Lines of data
━━━━━━━━━━━━━━━━━━━━
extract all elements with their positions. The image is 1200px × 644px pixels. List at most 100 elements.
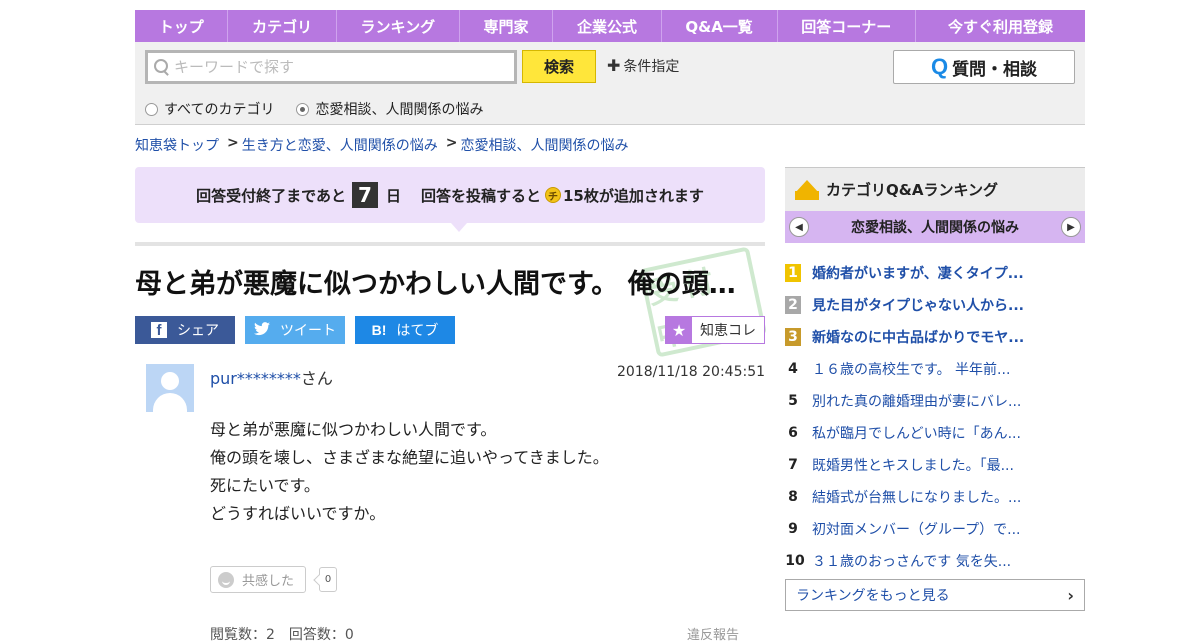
ranking-item-title: 見た目がタイプじゃない人から... xyxy=(812,298,1024,314)
ranking-item[interactable]: 5 別れた真の離婚理由が妻にバレ... xyxy=(785,385,1085,417)
rank-number: 5 xyxy=(788,393,798,409)
empathy-count: 0 xyxy=(319,567,337,592)
nav-item-category[interactable]: カテゴリ xyxy=(228,10,337,42)
ranking-item-title: 初対面メンバー（グループ）で... xyxy=(812,522,1021,538)
hatena-share-label: はてブ xyxy=(396,323,439,339)
plus-icon: ✚ xyxy=(607,56,621,75)
rank-number: 10 xyxy=(785,553,805,569)
question-body-line: どうすればいいですか。 xyxy=(210,504,386,523)
next-arrow-icon[interactable]: ▶ xyxy=(1061,217,1081,237)
prev-arrow-icon[interactable]: ◀ xyxy=(789,217,809,237)
page: トップ カテゴリ ランキング 専門家 企業公式 Q&A一覧 回答コーナー 今すぐ… xyxy=(135,0,1085,643)
facebook-share-button[interactable]: f シェア xyxy=(135,316,235,344)
twitter-share-label: ツイート xyxy=(280,323,336,339)
ranking-item[interactable]: 10 ３１歳のおっさんです 気を失... xyxy=(785,545,1085,577)
nav-item-ranking[interactable]: ランキング xyxy=(337,10,460,42)
radio-off-icon xyxy=(145,102,158,116)
ranking-item-title: 結婚式が台無しになりました。... xyxy=(812,490,1022,506)
question-author: pur********さん xyxy=(210,365,333,389)
notice-days-unit: 日 xyxy=(385,186,401,205)
facebook-share-label: シェア xyxy=(177,323,219,339)
ranking-item-title: １６歳の高校生です。 半年前... xyxy=(812,362,1011,378)
smile-icon xyxy=(218,571,234,588)
ranking-item-title: 婚約者がいますが、凄くタイプ... xyxy=(812,266,1024,282)
nav-item-answer-corner[interactable]: 回答コーナー xyxy=(778,10,916,42)
rank-number: 3 xyxy=(785,328,801,346)
ranking-title: カテゴリQ&Aランキング xyxy=(826,181,998,199)
ranking-header: カテゴリQ&Aランキング xyxy=(785,167,1085,211)
empathy-label: 共感した xyxy=(242,574,295,589)
search-input[interactable] xyxy=(174,58,504,76)
chie-collection-button[interactable]: ★ 知恵コレ xyxy=(665,316,765,344)
answer-deadline-notice: 回答受付終了まであと 7 日 回答を投稿すると チ 15枚が追加されます xyxy=(135,167,765,223)
author-link[interactable]: pur******** xyxy=(210,369,301,388)
breadcrumb-item-top[interactable]: 知恵袋トップ xyxy=(135,135,219,155)
search-field[interactable] xyxy=(145,50,517,84)
rank-number: 1 xyxy=(785,264,801,282)
chevron-right-icon: › xyxy=(1067,585,1074,605)
twitter-share-button[interactable]: ツイート xyxy=(245,316,345,344)
radio-category-label: 恋愛相談、人間関係の悩み xyxy=(315,102,484,118)
ranking-item[interactable]: 9 初対面メンバー（グループ）で... xyxy=(785,513,1085,545)
category-ranking: カテゴリQ&Aランキング ◀ 恋愛相談、人間関係の悩み ▶ 1 婚約者がいますが… xyxy=(785,167,1085,611)
question-body-line: 死にたいです。 xyxy=(210,476,320,495)
search-bar: 検索 ✚条件指定 Q 質問・相談 すべてのカテゴリ 恋愛相談、人間関係の悩み xyxy=(135,42,1085,125)
rank-number: 8 xyxy=(788,489,798,505)
ranking-item[interactable]: 7 既婚男性とキスしました。「最... xyxy=(785,449,1085,481)
rank-number: 4 xyxy=(788,361,798,377)
nav-item-top[interactable]: トップ xyxy=(135,10,229,42)
rank-number: 7 xyxy=(788,457,798,473)
ranking-item[interactable]: 6 私が臨月でしんどい時に「あん... xyxy=(785,417,1085,449)
nav-item-experts[interactable]: 専門家 xyxy=(460,10,554,42)
ask-question-button[interactable]: Q 質問・相談 xyxy=(893,50,1075,84)
radio-all-categories[interactable]: すべてのカテゴリ xyxy=(145,99,274,119)
twitter-bird-icon xyxy=(254,321,270,339)
rank-number: 2 xyxy=(785,296,801,314)
condition-link[interactable]: ✚ 条件指定 xyxy=(607,56,679,76)
ranking-item-title: 既婚男性とキスしました。「最... xyxy=(812,458,1014,474)
q-icon: Q xyxy=(930,54,949,79)
ranking-item[interactable]: 8 結婚式が台無しになりました。... xyxy=(785,481,1085,513)
ranking-more-label: ランキングをもっと見る xyxy=(796,588,950,604)
search-scope: すべてのカテゴリ 恋愛相談、人間関係の悩み xyxy=(145,99,505,119)
ranking-category-bar: ◀ 恋愛相談、人間関係の悩み ▶ xyxy=(785,211,1085,243)
avatar xyxy=(146,364,194,412)
ranking-list: 1 婚約者がいますが、凄くタイプ... 2 見た目がタイプじゃない人から... … xyxy=(785,257,1085,577)
search-icon xyxy=(154,59,170,75)
rank-number: 9 xyxy=(788,521,798,537)
ask-question-label: 質問・相談 xyxy=(952,59,1038,80)
ranking-item-title: ３１歳のおっさんです 気を失... xyxy=(812,554,1012,570)
radio-current-category[interactable]: 恋愛相談、人間関係の悩み xyxy=(296,99,483,119)
question-body-line: 母と弟が悪魔に似つかわしい人間です。 xyxy=(210,420,497,439)
question-body: 母と弟が悪魔に似つかわしい人間です。 俺の頭を壊し、さまざまな絶望に追いやってき… xyxy=(210,416,609,528)
ranking-item[interactable]: 3 新婚なのに中古品ばかりでモヤ... xyxy=(785,321,1085,353)
report-link[interactable]: 違反報告 xyxy=(687,624,739,643)
breadcrumb-item-life[interactable]: 生き方と恋愛、人間関係の悩み xyxy=(242,135,438,155)
search-button[interactable]: 検索 xyxy=(522,50,596,83)
ranking-item[interactable]: 1 婚約者がいますが、凄くタイプ... xyxy=(785,257,1085,289)
hatena-bookmark-button[interactable]: B! はてブ xyxy=(355,316,455,344)
ranking-item[interactable]: 4 １６歳の高校生です。 半年前... xyxy=(785,353,1085,385)
ranking-item-title: 私が臨月でしんどい時に「あん... xyxy=(812,426,1021,442)
notice-suffix: 15枚が追加されます xyxy=(563,186,704,205)
ranking-category-name: 恋愛相談、人間関係の悩み xyxy=(851,220,1019,236)
star-icon: ★ xyxy=(666,317,692,343)
empathy-button[interactable]: 共感した xyxy=(210,566,306,593)
notice-middle: 回答を投稿すると xyxy=(420,186,541,205)
question-stats: 閲覧数：2 回答数：0 xyxy=(210,627,354,643)
nav-item-official[interactable]: 企業公式 xyxy=(553,10,662,42)
ranking-item-title: 別れた真の離婚理由が妻にバレ... xyxy=(812,394,1022,410)
crown-icon xyxy=(795,179,819,200)
days-remaining: 7 xyxy=(351,182,378,208)
nav-item-qa-list[interactable]: Q&A一覧 xyxy=(662,10,778,42)
ranking-item[interactable]: 2 見た目がタイプじゃない人から... xyxy=(785,289,1085,321)
question-body-line: 俺の頭を壊し、さまざまな絶望に追いやってきました。 xyxy=(210,448,609,467)
breadcrumb-item-love[interactable]: 恋愛相談、人間関係の悩み xyxy=(460,135,628,155)
breadcrumb-separator: > xyxy=(227,135,239,151)
ranking-more-button[interactable]: ランキングをもっと見る › xyxy=(785,579,1085,611)
divider xyxy=(135,242,765,246)
condition-label: 条件指定 xyxy=(623,59,680,75)
question-title: 母と弟が悪魔に似つかわしい人間です。 俺の頭を壊し、さまざまな絶望に追いやってき… xyxy=(135,269,745,300)
post-datetime: 2018/11/18 20:45:51 xyxy=(617,364,766,380)
nav-item-register[interactable]: 今すぐ利用登録 xyxy=(916,10,1085,42)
━━━━━━━━━━━━━━━━━━━━
Please return the lines of data starting with the line that contains "ranking-item-title: 見た目がタイプじゃない人から... xyxy=(812,298,1024,314)" and going on through the line that contains "radio-category-label: 恋愛相談、人間関係の悩み xyxy=(315,102,484,118)", both included, copied exactly.

Exercise result:
ranking-item-title: 見た目がタイプじゃない人から... xyxy=(812,298,1024,314)
ranking-item[interactable]: 5 別れた真の離婚理由が妻にバレ... xyxy=(785,385,1085,417)
rank-number: 5 xyxy=(788,393,798,409)
empathy-count: 0 xyxy=(319,567,337,592)
nav-item-category[interactable]: カテゴリ xyxy=(228,10,337,42)
ranking-item-title: 初対面メンバー（グループ）で... xyxy=(812,522,1021,538)
hatena-share-label: はてブ xyxy=(396,323,439,339)
plus-icon: ✚ xyxy=(607,56,621,75)
rank-number: 10 xyxy=(785,553,805,569)
question-body-line: どうすればいいですか。 xyxy=(210,504,386,523)
next-arrow-icon[interactable]: ▶ xyxy=(1061,217,1081,237)
prev-arrow-icon[interactable]: ◀ xyxy=(789,217,809,237)
page: トップ カテゴリ ランキング 専門家 企業公式 Q&A一覧 回答コーナー 今すぐ… xyxy=(135,0,1085,643)
facebook-share-button[interactable]: f シェア xyxy=(135,316,235,344)
twitter-share-label: ツイート xyxy=(280,323,336,339)
ranking-item[interactable]: 10 ３１歳のおっさんです 気を失... xyxy=(785,545,1085,577)
nav-item-ranking[interactable]: ランキング xyxy=(337,10,460,42)
radio-off-icon xyxy=(145,102,158,116)
ranking-item-title: 結婚式が台無しになりました。... xyxy=(812,490,1022,506)
question-author: pur********さん xyxy=(210,365,333,389)
notice-days-unit: 日 xyxy=(385,186,401,205)
facebook-share-label: シェア xyxy=(177,323,219,339)
ranking-item-title: １６歳の高校生です。 半年前... xyxy=(812,362,1011,378)
smile-icon xyxy=(218,571,234,588)
ranking-item-title: 婚約者がいますが、凄くタイプ... xyxy=(812,266,1024,282)
nav-item-answer-corner[interactable]: 回答コーナー xyxy=(778,10,916,42)
rank-number: 3 xyxy=(785,328,801,346)
ranking-title: カテゴリQ&Aランキング xyxy=(826,181,998,199)
ranking-header: カテゴリQ&Aランキング xyxy=(785,167,1085,211)
empathy-label: 共感した xyxy=(242,574,295,589)
search-input[interactable] xyxy=(174,58,504,76)
chie-collection-button[interactable]: ★ 知恵コレ xyxy=(665,316,765,344)
answer-deadline-notice: 回答受付終了まであと 7 日 回答を投稿すると チ 15枚が追加されます xyxy=(135,167,765,223)
author-link[interactable]: pur******** xyxy=(210,369,301,388)
breadcrumb-item-top[interactable]: 知恵袋トップ xyxy=(135,135,219,155)
search-field[interactable] xyxy=(145,50,517,84)
rank-number: 1 xyxy=(785,264,801,282)
chevron-right-icon: › xyxy=(1067,585,1074,605)
twitter-share-button[interactable]: ツイート xyxy=(245,316,345,344)
radio-category-label: 恋愛相談、人間関係の悩み xyxy=(315,102,484,118)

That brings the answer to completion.